Stated task:
Go through the entries below and pick out every line with "ſuite".

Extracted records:
---+---

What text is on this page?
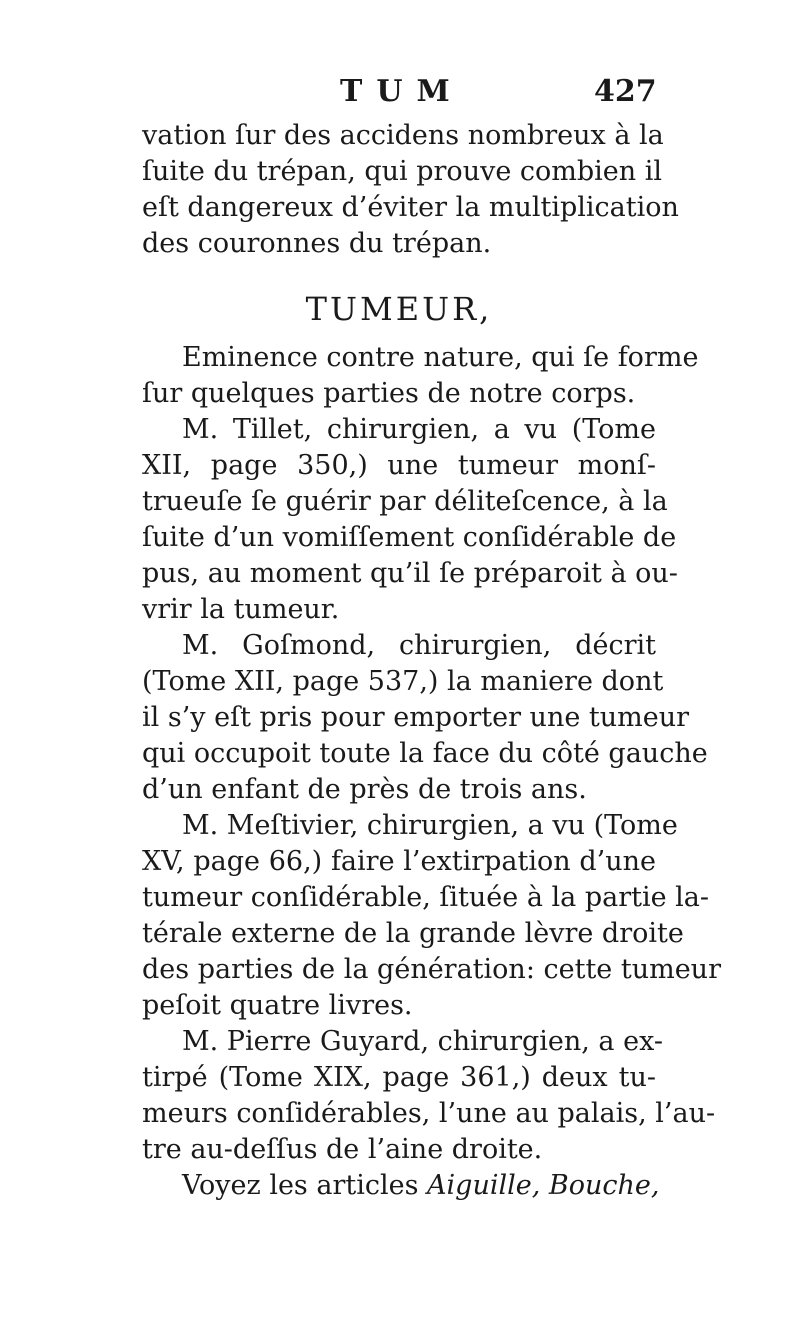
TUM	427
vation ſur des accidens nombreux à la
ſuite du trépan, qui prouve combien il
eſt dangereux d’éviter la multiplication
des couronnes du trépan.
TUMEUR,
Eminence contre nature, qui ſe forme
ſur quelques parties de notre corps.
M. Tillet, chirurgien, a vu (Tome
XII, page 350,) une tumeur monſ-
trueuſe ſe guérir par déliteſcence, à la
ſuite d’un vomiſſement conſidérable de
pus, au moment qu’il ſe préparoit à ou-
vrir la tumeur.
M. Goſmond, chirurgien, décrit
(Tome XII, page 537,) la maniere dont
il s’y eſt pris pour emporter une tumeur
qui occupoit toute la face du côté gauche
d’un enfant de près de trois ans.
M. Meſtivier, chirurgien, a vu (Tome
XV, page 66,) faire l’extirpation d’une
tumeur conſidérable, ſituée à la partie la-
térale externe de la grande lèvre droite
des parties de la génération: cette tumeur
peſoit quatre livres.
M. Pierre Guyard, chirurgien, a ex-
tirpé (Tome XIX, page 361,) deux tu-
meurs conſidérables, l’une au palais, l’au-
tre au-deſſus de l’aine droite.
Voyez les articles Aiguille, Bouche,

---+---

Task output:
ſuite du trépan, qui prouve combien il
ſuite d’un vomiſſement conſidérable de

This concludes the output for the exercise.